### GOAL OF THE EXERCISE
Identify each line in the records below that contains the word "dung", and copy it.

### RAW DATA
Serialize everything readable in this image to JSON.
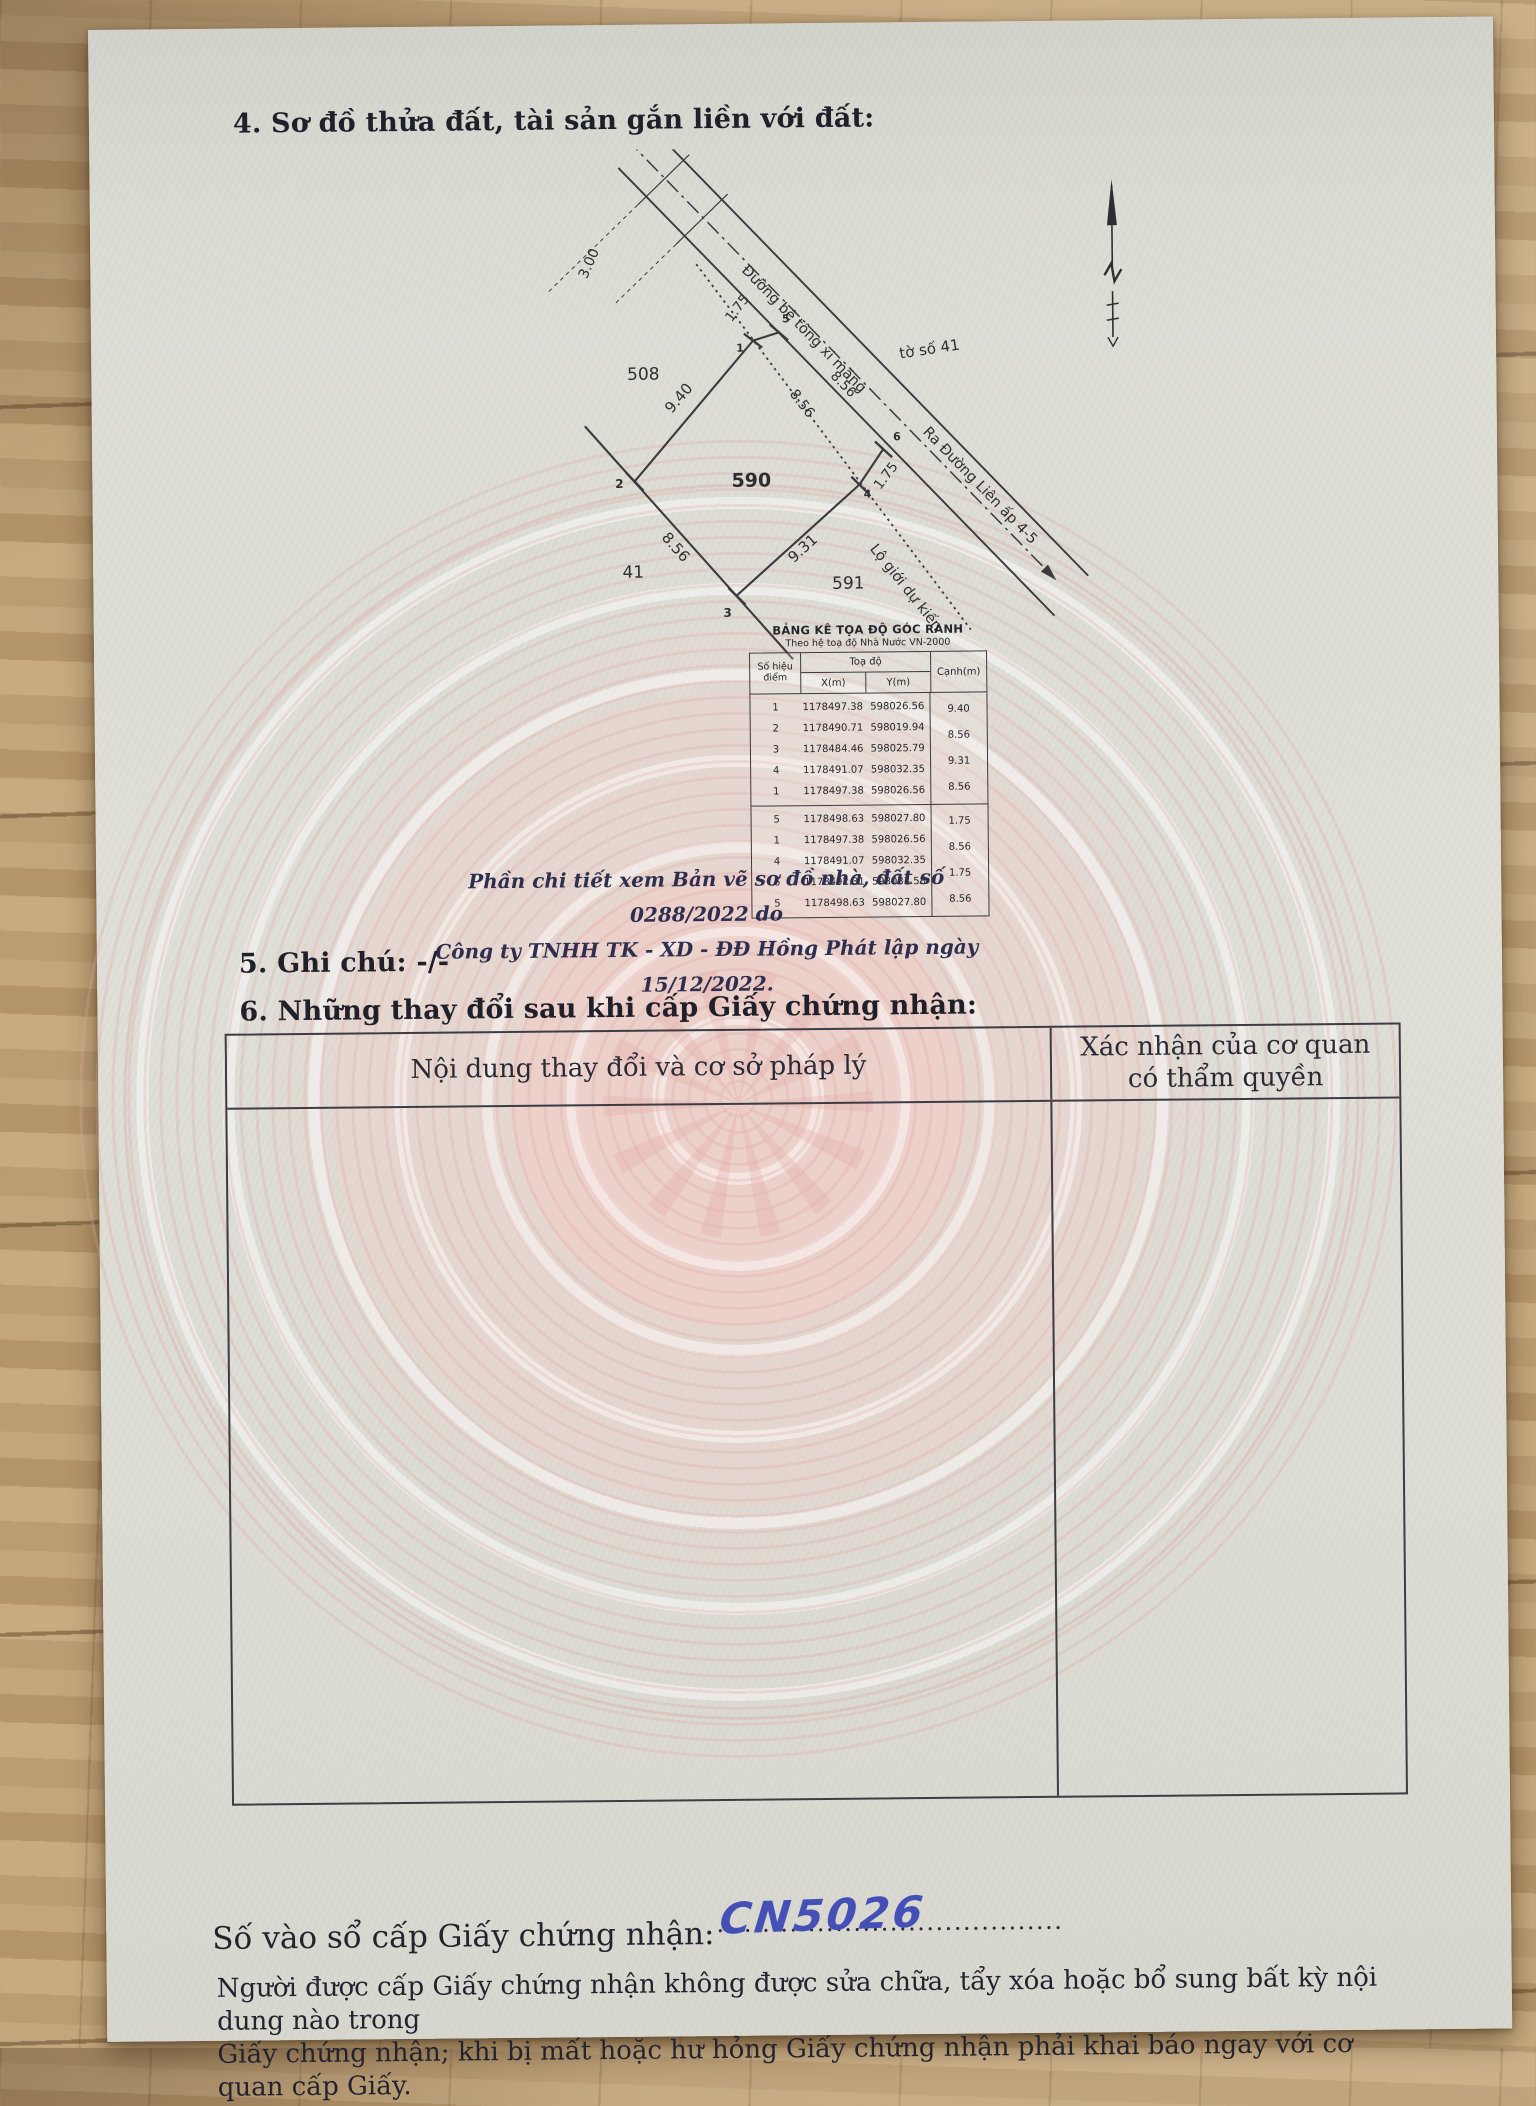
{
  "page": {
    "section4_title": "4. Sơ đồ thửa đất, tài sản gắn liền với đất:",
    "section5_title": "5. Ghi chú: -/-",
    "section6_title": "6. Những thay đổi sau khi cấp Giấy chứng nhận:"
  },
  "diagram": {
    "north_arrow": "north-arrow",
    "sheet_label": "tờ số 41",
    "road_label": "Đường bê tông xi măng",
    "road_exit_label": "Ra Đường Liên ấp 4-5",
    "boundary_label": "Lộ giới dự kiến",
    "parcel_main": "590",
    "parcel_top": "508",
    "parcel_left": "41",
    "parcel_bottom": "591",
    "dims": {
      "d12": "9.40",
      "d23": "8.56",
      "d34": "9.31",
      "d41": "8.56",
      "d56": "8.56",
      "d51": "1.75",
      "d46": "1.75",
      "road_width": "3.00"
    },
    "points": {
      "p1": "1",
      "p2": "2",
      "p3": "3",
      "p4": "4",
      "p5": "5",
      "p6": "6"
    }
  },
  "coord_table": {
    "title": "BẢNG KÊ TỌA ĐỘ GÓC RANH",
    "subtitle": "Theo hệ toạ độ Nhà Nước VN-2000",
    "col_point": "Số hiệu điểm",
    "col_coord": "Toạ độ",
    "col_x": "X(m)",
    "col_y": "Y(m)",
    "col_edge": "Cạnh(m)",
    "groups": [
      {
        "points": [
          "1",
          "2",
          "3",
          "4",
          "1"
        ],
        "x": [
          "1178497.38",
          "1178490.71",
          "1178484.46",
          "1178491.07",
          "1178497.38"
        ],
        "y": [
          "598026.56",
          "598019.94",
          "598025.79",
          "598032.35",
          "598026.56"
        ],
        "edges": [
          "9.40",
          "8.56",
          "9.31",
          "8.56"
        ]
      },
      {
        "points": [
          "5",
          "1",
          "4",
          "6",
          "5"
        ],
        "x": [
          "1178498.63",
          "1178497.38",
          "1178491.07",
          "1178492.31",
          "1178498.63"
        ],
        "y": [
          "598027.80",
          "598026.56",
          "598032.35",
          "598033.58",
          "598027.80"
        ],
        "edges": [
          "1.75",
          "8.56",
          "1.75",
          "8.56"
        ]
      }
    ]
  },
  "note": {
    "line1": "Phần chi tiết xem Bản vẽ sơ đồ nhà, đất số 0288/2022  do",
    "line2": "Công ty TNHH TK - XD - ĐĐ Hồng Phát lập ngày 15/12/2022."
  },
  "changes_table": {
    "col1_header": "Nội dung thay đổi và cơ sở pháp lý",
    "col2_header_line1": "Xác nhận của cơ quan",
    "col2_header_line2": "có thẩm quyền"
  },
  "registry": {
    "label": "Số vào sổ cấp Giấy chứng nhận:",
    "value": "CN5026",
    "dots": "..............................................",
    "ink_color": "#4550b6"
  },
  "footer": {
    "line1": "Người được cấp Giấy chứng nhận không được sửa chữa, tẩy xóa hoặc bổ sung bất kỳ nội dung nào trong",
    "line2": "Giấy chứng nhận; khi bị mất hoặc hư hỏng Giấy chứng nhận phải khai báo ngay với cơ quan cấp Giấy."
  }
}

### TASK RESULT
    "col1_header": "Nội dung thay đổi và cơ sở pháp lý",
    "line1": "Người được cấp Giấy chứng nhận không được sửa chữa, tẩy xóa hoặc bổ sung bất kỳ nội dung nào trong",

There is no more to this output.